> The midas history system always had the problem that the database can get
> corrupted if the disk gets full where the history records (*.hst & *.idx) are
> stored.
Stefan - big thanks for fixing this problem - it is one of those cases "how come I
did not think of do it!".
This change should fix the last remaining problem with history at CERN - we seem to
be unable to avoid running out of disk space once in a while (run away scripts, fat
fingers, etc) and history got corrupted every time.
But to make things more interesting we had another history outage this week - we
happen to write history files to an NFS server (not recommened! do not do this!) and
when the NFS server had a glitch, history files got corrupted - because during the
glitch NFS was not available, I think this roll-back feature would not have helped.
Anyhow, I now have a patch to allow hs_read() to "skip the bad spots" in the history
files. (hs_gen_index() also needs a patch).

Task goal - Extend the forum reply about corruption in the midas history files, starting after its final sentence.

Dataset rows -
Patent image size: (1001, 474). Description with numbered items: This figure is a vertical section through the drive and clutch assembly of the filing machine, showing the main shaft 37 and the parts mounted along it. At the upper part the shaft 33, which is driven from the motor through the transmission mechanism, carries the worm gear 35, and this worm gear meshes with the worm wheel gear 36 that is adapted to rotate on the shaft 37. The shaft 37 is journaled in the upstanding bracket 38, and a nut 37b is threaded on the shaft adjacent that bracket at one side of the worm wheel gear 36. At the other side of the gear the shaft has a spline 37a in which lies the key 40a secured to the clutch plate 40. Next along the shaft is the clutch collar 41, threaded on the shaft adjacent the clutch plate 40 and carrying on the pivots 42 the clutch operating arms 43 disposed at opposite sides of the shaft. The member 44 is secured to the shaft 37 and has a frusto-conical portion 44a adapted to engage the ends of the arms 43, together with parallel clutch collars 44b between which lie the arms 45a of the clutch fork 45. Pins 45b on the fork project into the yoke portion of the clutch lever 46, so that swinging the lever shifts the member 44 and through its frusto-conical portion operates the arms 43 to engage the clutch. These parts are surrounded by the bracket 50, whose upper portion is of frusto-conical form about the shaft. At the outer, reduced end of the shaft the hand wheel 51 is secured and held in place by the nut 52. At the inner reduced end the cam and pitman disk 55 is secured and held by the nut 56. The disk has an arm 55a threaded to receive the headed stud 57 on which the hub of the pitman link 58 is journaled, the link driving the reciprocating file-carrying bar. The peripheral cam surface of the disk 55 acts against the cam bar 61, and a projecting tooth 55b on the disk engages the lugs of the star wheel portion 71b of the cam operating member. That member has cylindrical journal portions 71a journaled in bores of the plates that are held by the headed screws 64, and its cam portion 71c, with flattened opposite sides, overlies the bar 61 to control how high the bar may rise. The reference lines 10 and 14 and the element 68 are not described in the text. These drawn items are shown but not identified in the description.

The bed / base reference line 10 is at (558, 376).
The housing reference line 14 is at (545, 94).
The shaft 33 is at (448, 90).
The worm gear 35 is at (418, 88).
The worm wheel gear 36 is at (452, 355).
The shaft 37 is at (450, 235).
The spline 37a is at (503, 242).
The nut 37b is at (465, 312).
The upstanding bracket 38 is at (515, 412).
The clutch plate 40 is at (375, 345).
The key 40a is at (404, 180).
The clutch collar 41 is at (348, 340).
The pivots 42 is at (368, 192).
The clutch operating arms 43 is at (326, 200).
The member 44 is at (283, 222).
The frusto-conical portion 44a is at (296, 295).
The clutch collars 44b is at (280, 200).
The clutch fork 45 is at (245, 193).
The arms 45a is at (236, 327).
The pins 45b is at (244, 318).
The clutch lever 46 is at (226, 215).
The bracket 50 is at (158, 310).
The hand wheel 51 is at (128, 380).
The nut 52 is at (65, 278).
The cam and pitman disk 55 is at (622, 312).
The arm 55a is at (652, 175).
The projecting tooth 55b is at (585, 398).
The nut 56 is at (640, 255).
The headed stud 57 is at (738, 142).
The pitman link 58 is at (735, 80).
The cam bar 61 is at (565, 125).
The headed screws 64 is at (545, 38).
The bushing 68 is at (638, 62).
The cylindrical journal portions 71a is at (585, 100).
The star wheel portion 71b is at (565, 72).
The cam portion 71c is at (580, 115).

The answer -
In the nutshell, if invalid history data is detected, the code continues to read the
data one byte at a time, looking for valid event_id markers (etc).
The code looks sane by inspection, and if nobody objects, I would like to commit it
in the next few days.
Here is the diff against src/history.c rev 4114
Index: history.c
===================================================================
--- history.c (revision 4118)
+++ history.c (working copy)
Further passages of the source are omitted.